REQUIRED WORK
Report the total number of lines that include the string "this", without any other text.

SUPPLIED RECORDS
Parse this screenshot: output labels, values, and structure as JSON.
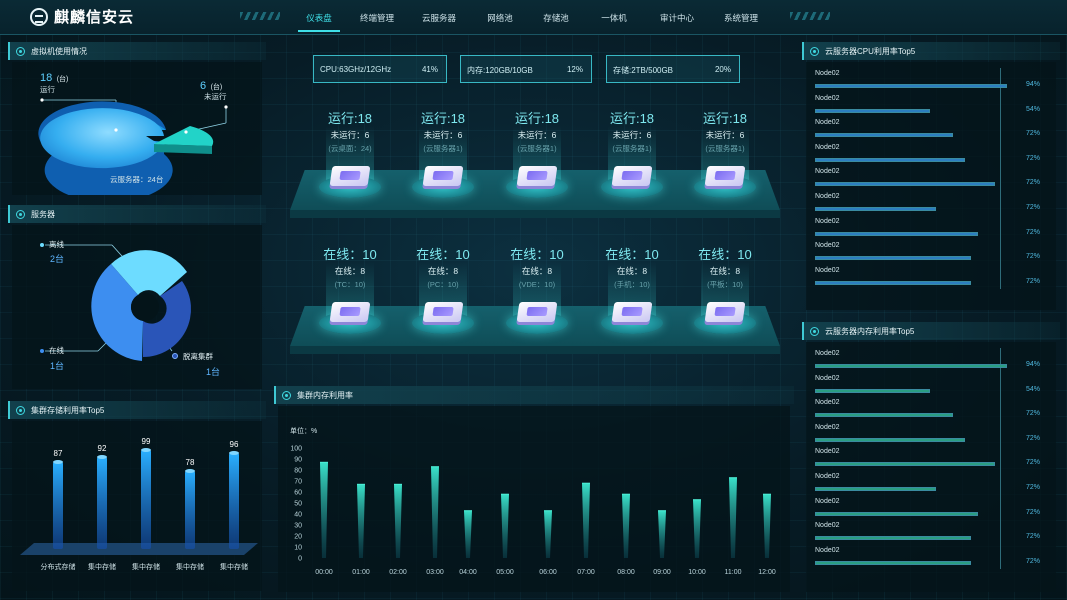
{
  "header": {
    "app_title": "麒麟信安云",
    "nav": [
      "仪表盘",
      "终端管理",
      "云服务器",
      "网络池",
      "存储池",
      "一体机",
      "审计中心",
      "系统管理"
    ],
    "active_nav": 0
  },
  "vm_usage": {
    "title": "虚拟机使用情况",
    "running_count": "18",
    "running_unit": "(台)",
    "running_label": "运行",
    "stopped_count": "6",
    "stopped_unit": "(台)",
    "stopped_label": "未运行",
    "total_label": "云服务器：24台",
    "pie": [
      {
        "label": "运行",
        "value": 18
      },
      {
        "label": "未运行",
        "value": 6
      }
    ]
  },
  "servers": {
    "title": "服务器",
    "offline_label": "离线",
    "offline_value": "2台",
    "online_label": "在线",
    "online_value": "1台",
    "detached_label": "脱离集群",
    "detached_value": "1台"
  },
  "storage_top5": {
    "title": "集群存储利用率Top5",
    "chart_data": {
      "type": "bar",
      "categories": [
        "分布式存储",
        "集中存储",
        "集中存储",
        "集中存储",
        "集中存储"
      ],
      "values": [
        87,
        92,
        99,
        78,
        96
      ],
      "ylim": [
        0,
        100
      ]
    }
  },
  "stats": [
    {
      "label": "CPU:63GHz/12GHz",
      "pct": "41%"
    },
    {
      "label": "内存:120GB/10GB",
      "pct": "12%"
    },
    {
      "label": "存储:2TB/500GB",
      "pct": "20%"
    }
  ],
  "server_nodes": [
    {
      "big": "运行:18",
      "sub": "未运行：6",
      "note": "(云桌面：24)"
    },
    {
      "big": "运行:18",
      "sub": "未运行：6",
      "note": "(云服务器1)"
    },
    {
      "big": "运行:18",
      "sub": "未运行：6",
      "note": "(云服务器1)"
    },
    {
      "big": "运行:18",
      "sub": "未运行：6",
      "note": "(云服务器1)"
    },
    {
      "big": "运行:18",
      "sub": "未运行：6",
      "note": "(云服务器1)"
    }
  ],
  "terminal_nodes": [
    {
      "big": "在线：10",
      "sub": "在线：8",
      "note": "(TC：10)"
    },
    {
      "big": "在线：10",
      "sub": "在线：8",
      "note": "(PC：10)"
    },
    {
      "big": "在线：10",
      "sub": "在线：8",
      "note": "(VDE：10)"
    },
    {
      "big": "在线：10",
      "sub": "在线：8",
      "note": "(手机：10)"
    },
    {
      "big": "在线：10",
      "sub": "在线：8",
      "note": "(平板：10)"
    }
  ],
  "cluster_mem": {
    "title": "集群内存利用率",
    "unit": "单位：%",
    "chart_data": {
      "type": "bar",
      "categories": [
        "00:00",
        "01:00",
        "02:00",
        "03:00",
        "04:00",
        "05:00",
        "06:00",
        "07:00",
        "08:00",
        "09:00",
        "10:00",
        "11:00",
        "12:00"
      ],
      "x_ticks": [
        "00:00",
        "01:00",
        "02:00",
        "03:00",
        "04:00",
        "05:00",
        "06:00",
        "07:00",
        "08:00",
        "09:00",
        "10:00",
        "11:00",
        "12:00"
      ],
      "values": [
        87,
        67,
        67,
        83,
        43,
        58,
        43,
        68,
        58,
        43,
        53,
        73,
        58
      ],
      "y_ticks": [
        "100",
        "90",
        "80",
        "70",
        "60",
        "50",
        "40",
        "30",
        "20",
        "10",
        "0"
      ],
      "ylim": [
        0,
        100
      ]
    }
  },
  "cpu_top5": {
    "title": "云服务器CPU利用率Top5",
    "chart_data": {
      "type": "bar",
      "rows": [
        {
          "name": "Node02",
          "value": 94,
          "label": "94%"
        },
        {
          "name": "Node02",
          "value": 54,
          "label": "54%"
        },
        {
          "name": "Node02",
          "value": 72,
          "label": "72%"
        },
        {
          "name": "Node02",
          "value": 72,
          "label": "72%"
        },
        {
          "name": "Node02",
          "value": 72,
          "label": "72%"
        },
        {
          "name": "Node02",
          "value": 72,
          "label": "72%"
        },
        {
          "name": "Node02",
          "value": 72,
          "label": "72%"
        },
        {
          "name": "Node02",
          "value": 72,
          "label": "72%"
        },
        {
          "name": "Node02",
          "value": 72,
          "label": "72%"
        }
      ],
      "bar_fractions": [
        1.0,
        0.6,
        0.72,
        0.78,
        0.94,
        0.63,
        0.85,
        0.81,
        0.81
      ]
    },
    "color": "#2c7ec0"
  },
  "mem_top5": {
    "title": "云服务器内存利用率Top5",
    "chart_data": {
      "type": "bar",
      "rows": [
        {
          "name": "Node02",
          "value": 94,
          "label": "94%"
        },
        {
          "name": "Node02",
          "value": 54,
          "label": "54%"
        },
        {
          "name": "Node02",
          "value": 72,
          "label": "72%"
        },
        {
          "name": "Node02",
          "value": 72,
          "label": "72%"
        },
        {
          "name": "Node02",
          "value": 72,
          "label": "72%"
        },
        {
          "name": "Node02",
          "value": 72,
          "label": "72%"
        },
        {
          "name": "Node02",
          "value": 72,
          "label": "72%"
        },
        {
          "name": "Node02",
          "value": 72,
          "label": "72%"
        },
        {
          "name": "Node02",
          "value": 72,
          "label": "72%"
        }
      ],
      "bar_fractions": [
        1.0,
        0.6,
        0.72,
        0.78,
        0.94,
        0.63,
        0.85,
        0.81,
        0.81
      ]
    },
    "color": "#2a9e82"
  }
}
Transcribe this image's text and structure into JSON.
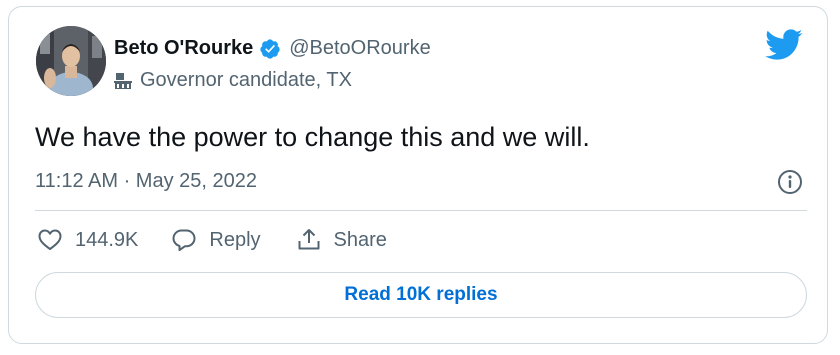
{
  "author": {
    "display_name": "Beto O'Rourke",
    "handle": "@BetoORourke",
    "label": "Governor candidate, TX",
    "verified_color": "#1d9bf0"
  },
  "tweet": {
    "text": "We have the power to change this and we will.",
    "timestamp": "11:12 AM · May 25, 2022"
  },
  "actions": {
    "like_count": "144.9K",
    "reply_label": "Reply",
    "share_label": "Share"
  },
  "footer": {
    "read_replies_label": "Read 10K replies"
  },
  "colors": {
    "brand": "#1d9bf0",
    "link": "#006fd6",
    "secondary_text": "#536471",
    "border": "#cfd9de"
  },
  "icons": [
    "verified-badge-icon",
    "government-building-icon",
    "twitter-bird-icon",
    "info-icon",
    "heart-icon",
    "reply-icon",
    "share-icon"
  ]
}
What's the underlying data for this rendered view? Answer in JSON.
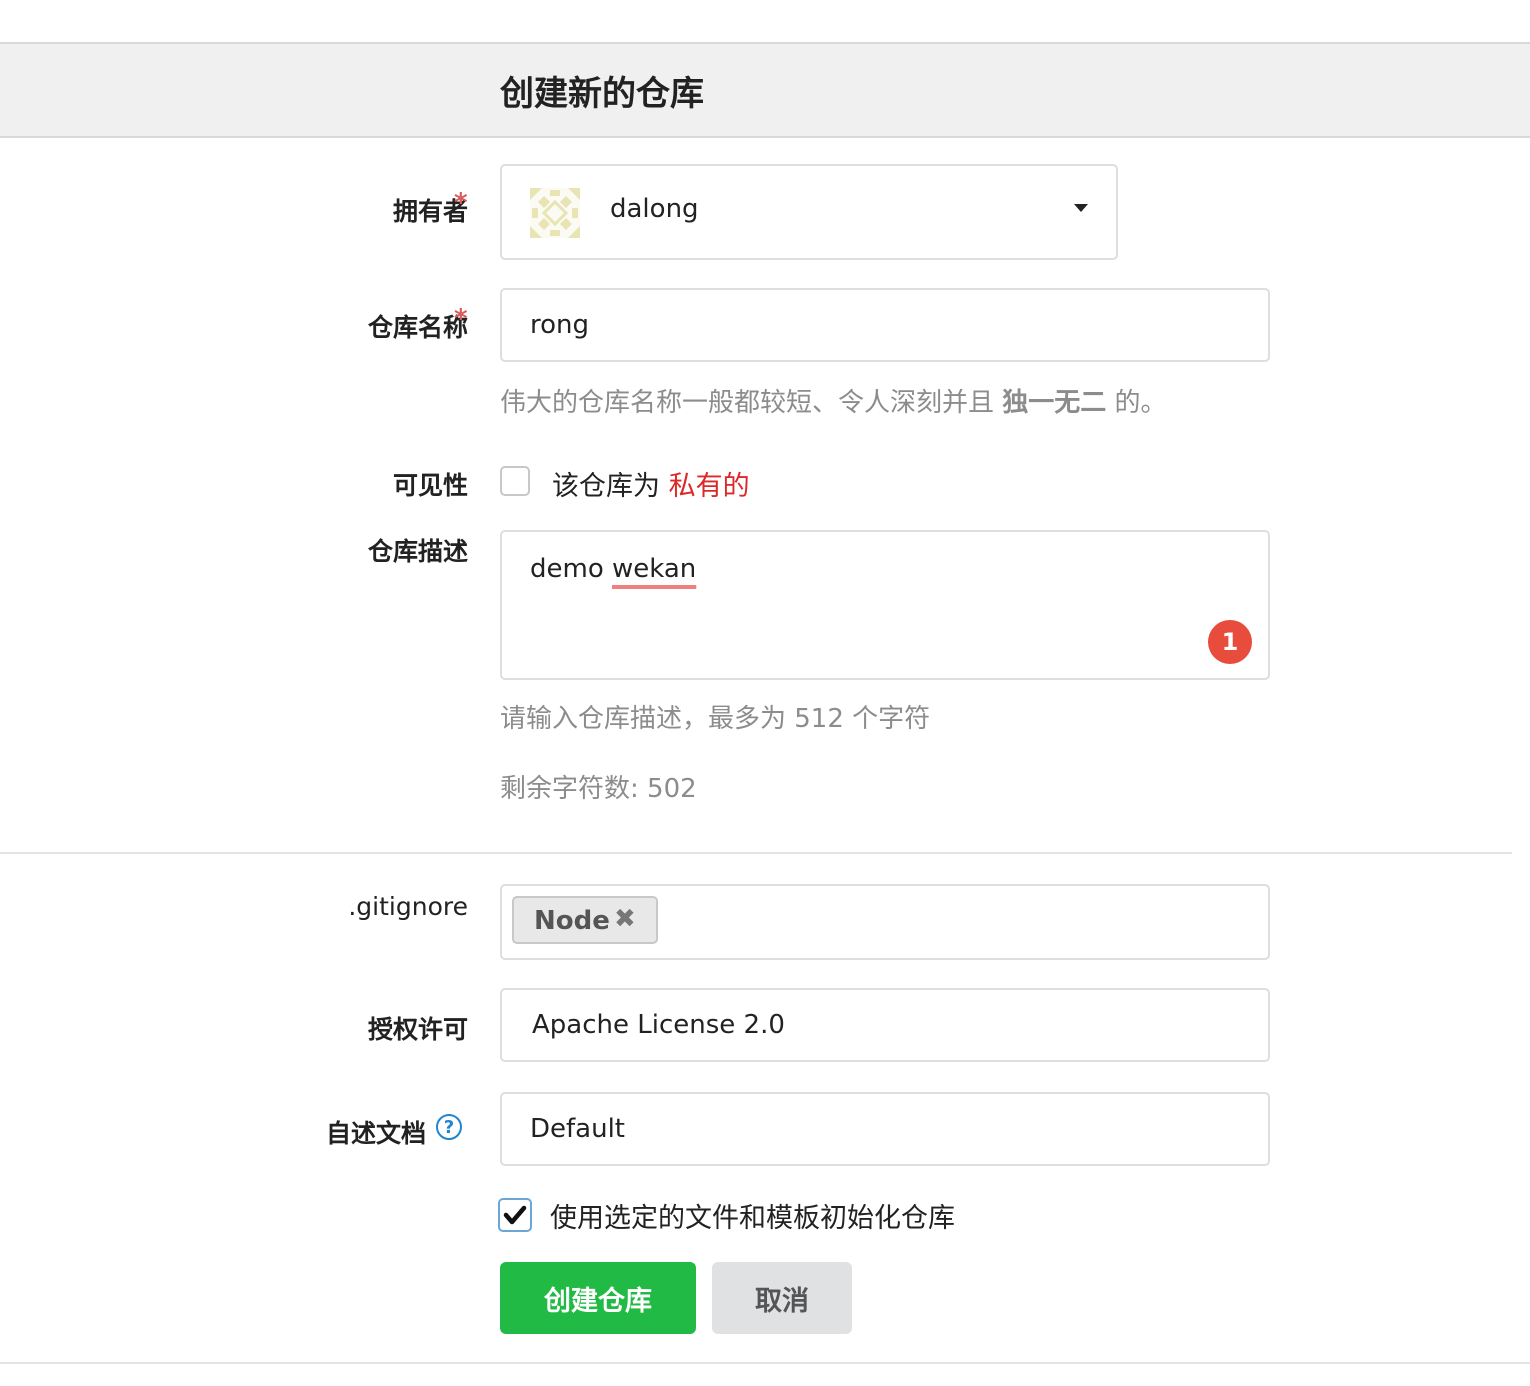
{
  "header": {
    "title": "创建新的仓库"
  },
  "owner": {
    "label": "拥有者",
    "required_mark": "*",
    "value": "dalong",
    "dropdown_icon": "caret-down-icon"
  },
  "repo_name": {
    "label": "仓库名称",
    "required_mark": "*",
    "value": "rong",
    "help_prefix": "伟大的仓库名称一般都较短、令人深刻并且 ",
    "help_bold": "独一无二",
    "help_suffix": " 的。"
  },
  "visibility": {
    "label": "可见性",
    "checked": false,
    "text_prefix": "该仓库为 ",
    "text_private": "私有的"
  },
  "description": {
    "label": "仓库描述",
    "word1": "demo",
    "word2": "wekan",
    "badge": "1",
    "help": "请输入仓库描述，最多为 512 个字符",
    "remaining": "剩余字符数: 502"
  },
  "gitignore": {
    "label": ".gitignore",
    "tags": [
      {
        "label": "Node",
        "remove_icon": "close-icon"
      }
    ]
  },
  "license": {
    "label": "授权许可",
    "value": "Apache License 2.0"
  },
  "readme": {
    "label": "自述文档",
    "help_icon": "question-circle-icon",
    "value": "Default"
  },
  "auto_init": {
    "checked": true,
    "label": "使用选定的文件和模板初始化仓库"
  },
  "buttons": {
    "create": "创建仓库",
    "cancel": "取消"
  },
  "colors": {
    "primary_green": "#21ba45",
    "required_red": "#d95c5c",
    "private_red": "#db2828",
    "badge_red": "#e74c3c",
    "help_blue": "#2185d0"
  }
}
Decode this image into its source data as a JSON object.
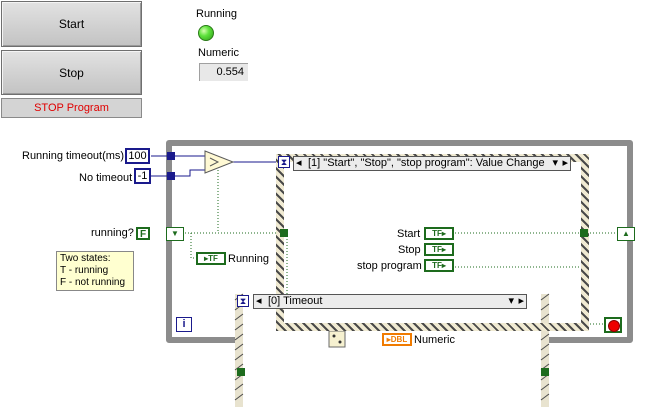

CORRECT RESPONSE
5